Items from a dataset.
+++

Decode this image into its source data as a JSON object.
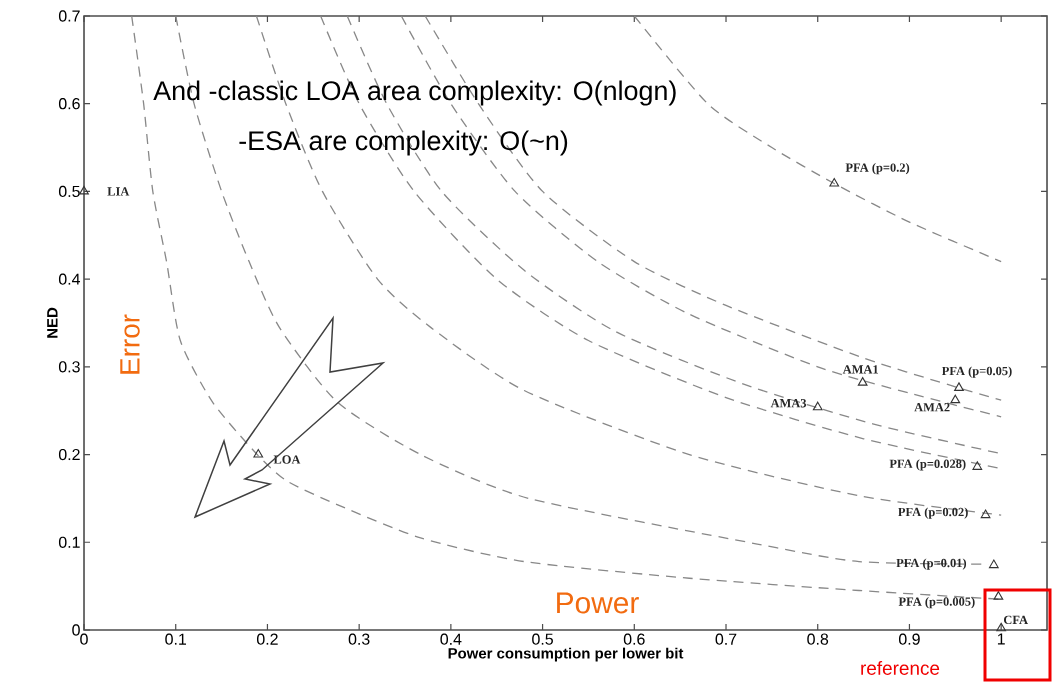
{
  "chart_data": {
    "type": "scatter",
    "xlabel": "Power consumption per lower bit",
    "ylabel": "NED",
    "xlim": [
      0,
      1.05
    ],
    "ylim": [
      0,
      0.7
    ],
    "xticks": [
      0,
      0.1,
      0.2,
      0.3,
      0.4,
      0.5,
      0.6,
      0.7,
      0.8,
      0.9,
      1
    ],
    "yticks": [
      0,
      0.1,
      0.2,
      0.3,
      0.4,
      0.5,
      0.6,
      0.7
    ],
    "series": [
      {
        "marker": "triangle",
        "color": "#333333",
        "x": [
          0,
          0.19,
          0.818,
          0.849,
          0.954,
          0.95,
          0.8,
          0.974,
          0.983,
          0.992,
          0.997,
          1.0
        ],
        "values": [
          0.5,
          0.2,
          0.509,
          0.282,
          0.276,
          0.262,
          0.254,
          0.186,
          0.131,
          0.074,
          0.038,
          0.002
        ]
      },
      {
        "type": "line",
        "color": "#888888",
        "line_style": "dashed",
        "x": [
          0.052,
          0.065,
          0.075,
          0.09,
          0.105,
          0.14,
          0.188,
          0.221,
          0.276,
          0.367,
          0.48,
          0.66,
          0.845,
          1.0
        ],
        "values": [
          0.7,
          0.6,
          0.5,
          0.42,
          0.33,
          0.26,
          0.201,
          0.17,
          0.143,
          0.105,
          0.078,
          0.059,
          0.045,
          0.035
        ]
      },
      {
        "type": "line",
        "color": "#888888",
        "line_style": "dashed",
        "x": [
          0.1,
          0.12,
          0.15,
          0.18,
          0.213,
          0.276,
          0.367,
          0.485,
          0.734,
          0.845,
          0.986
        ],
        "values": [
          0.7,
          0.6,
          0.5,
          0.42,
          0.345,
          0.26,
          0.2,
          0.15,
          0.098,
          0.078,
          0.075
        ]
      },
      {
        "type": "line",
        "color": "#888888",
        "line_style": "dashed",
        "x": [
          0.188,
          0.22,
          0.26,
          0.32,
          0.378,
          0.48,
          0.66,
          0.845,
          1.0
        ],
        "values": [
          0.7,
          0.6,
          0.5,
          0.4,
          0.345,
          0.273,
          0.2,
          0.153,
          0.131
        ]
      },
      {
        "type": "line",
        "color": "#888888",
        "line_style": "dashed",
        "x": [
          0.258,
          0.3,
          0.36,
          0.45,
          0.55,
          0.7,
          0.85,
          1.0
        ],
        "values": [
          0.7,
          0.6,
          0.5,
          0.4,
          0.33,
          0.265,
          0.218,
          0.184
        ]
      },
      {
        "type": "line",
        "color": "#888888",
        "line_style": "dashed",
        "x": [
          0.287,
          0.33,
          0.39,
          0.48,
          0.58,
          0.72,
          0.86,
          1.0
        ],
        "values": [
          0.7,
          0.6,
          0.5,
          0.41,
          0.34,
          0.28,
          0.235,
          0.201
        ]
      },
      {
        "type": "line",
        "color": "#888888",
        "line_style": "dashed",
        "x": [
          0.346,
          0.4,
          0.47,
          0.56,
          0.66,
          0.8,
          0.9,
          1.0
        ],
        "values": [
          0.7,
          0.6,
          0.5,
          0.42,
          0.36,
          0.3,
          0.27,
          0.243
        ]
      },
      {
        "type": "line",
        "color": "#888888",
        "line_style": "dashed",
        "x": [
          0.372,
          0.43,
          0.5,
          0.6,
          0.7,
          0.85,
          0.954,
          1.0
        ],
        "values": [
          0.7,
          0.6,
          0.5,
          0.42,
          0.37,
          0.31,
          0.276,
          0.262
        ]
      },
      {
        "type": "line",
        "color": "#888888",
        "line_style": "dashed",
        "x": [
          0.6,
          0.68,
          0.75,
          0.818,
          0.9,
          1.0
        ],
        "values": [
          0.7,
          0.6,
          0.55,
          0.509,
          0.465,
          0.42
        ]
      }
    ],
    "annotations": [
      "And -classic LOA area complexity: O(nlogn)",
      "-ESA are complexity: O(~n)",
      "Error",
      "Power",
      "reference",
      {
        "text": "LIA",
        "x": 0,
        "y": 0.5
      },
      {
        "text": "LOA",
        "x": 0.19,
        "y": 0.2
      },
      {
        "text": "PFA (p=0.2)",
        "x": 0.818,
        "y": 0.509
      },
      {
        "text": "AMA1",
        "x": 0.849,
        "y": 0.282
      },
      {
        "text": "PFA (p=0.05)",
        "x": 0.954,
        "y": 0.276
      },
      {
        "text": "AMA2",
        "x": 0.95,
        "y": 0.262
      },
      {
        "text": "AMA3",
        "x": 0.8,
        "y": 0.254
      },
      {
        "text": "PFA (p=0.028)",
        "x": 0.974,
        "y": 0.186
      },
      {
        "text": "PFA (p=0.02)",
        "x": 0.983,
        "y": 0.131
      },
      {
        "text": "PFA (p=0.01)",
        "x": 0.992,
        "y": 0.074
      },
      {
        "text": "PFA (p=0.005)",
        "x": 0.997,
        "y": 0.038
      },
      {
        "text": "CFA",
        "x": 1.0,
        "y": 0.002
      }
    ]
  }
}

+++

EXERCISE. Locate all lines that include the word "Power" and copy them out.

TASK RESPONSE.
    "xlabel": "Power consumption per lower bit",
      "Power",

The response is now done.